### PROBLEM
Below is some material; transcribe all of it exactly.

━━━━━ INPUT MATERIAL

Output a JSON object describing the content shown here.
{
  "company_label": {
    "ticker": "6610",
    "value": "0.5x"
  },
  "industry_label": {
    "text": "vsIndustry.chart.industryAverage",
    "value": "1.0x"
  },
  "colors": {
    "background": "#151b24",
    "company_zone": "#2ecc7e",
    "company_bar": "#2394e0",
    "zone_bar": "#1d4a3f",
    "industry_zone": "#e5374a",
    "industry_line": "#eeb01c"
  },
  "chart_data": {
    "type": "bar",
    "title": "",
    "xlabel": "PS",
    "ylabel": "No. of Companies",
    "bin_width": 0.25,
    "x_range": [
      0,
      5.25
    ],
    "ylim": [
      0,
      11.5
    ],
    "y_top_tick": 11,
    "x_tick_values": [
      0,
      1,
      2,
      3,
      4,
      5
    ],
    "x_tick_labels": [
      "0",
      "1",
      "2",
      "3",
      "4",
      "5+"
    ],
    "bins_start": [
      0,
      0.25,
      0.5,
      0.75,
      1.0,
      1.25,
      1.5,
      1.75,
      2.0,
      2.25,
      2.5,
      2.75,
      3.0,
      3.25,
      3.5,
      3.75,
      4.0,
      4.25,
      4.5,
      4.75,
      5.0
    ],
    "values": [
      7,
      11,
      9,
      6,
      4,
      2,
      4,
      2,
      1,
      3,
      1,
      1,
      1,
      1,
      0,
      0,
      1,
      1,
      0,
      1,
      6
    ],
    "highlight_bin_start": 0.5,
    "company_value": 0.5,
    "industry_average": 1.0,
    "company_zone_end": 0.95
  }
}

━━━━━━━━━━

### RIGHT ANSWER
Output a JSON object describing the content shown here.
{
  "company_label": {
    "ticker": "6610",
    "value": "0.5x"
  },
  "industry_label": {
    "text": "vsIndustry.chart.industryAverage",
    "value": "1.0x"
  },
  "colors": {
    "background": "#151b24",
    "company_zone": "#2ecc7e",
    "company_bar": "#2394e0",
    "zone_bar": "#1d4a3f",
    "industry_zone": "#e5374a",
    "industry_line": "#eeb01c"
  },
  "chart_data": {
    "type": "bar",
    "title": "",
    "xlabel": "PS",
    "ylabel": "No. of Companies",
    "bin_width": 0.25,
    "x_range": [
      0,
      5.25
    ],
    "ylim": [
      0,
      11.5
    ],
    "y_top_tick": 11,
    "x_tick_values": [
      0,
      1,
      2,
      3,
      4,
      5
    ],
    "x_tick_labels": [
      "0",
      "1",
      "2",
      "3",
      "4",
      "5+"
    ],
    "bins_start": [
      0,
      0.25,
      0.5,
      0.75,
      1.0,
      1.25,
      1.5,
      1.75,
      2.0,
      2.25,
      2.5,
      2.75,
      3.0,
      3.25,
      3.5,
      3.75,
      4.0,
      4.25,
      4.5,
      4.75,
      5.0
    ],
    "values": [
      7,
      11,
      9,
      6,
      4,
      2,
      4,
      2,
      1,
      3,
      1,
      1,
      1,
      1,
      0,
      0,
      1,
      1,
      0,
      1,
      6
    ],
    "highlight_bin_start": 0.5,
    "company_value": 0.5,
    "industry_average": 1.0,
    "company_zone_end": 0.95
  }
}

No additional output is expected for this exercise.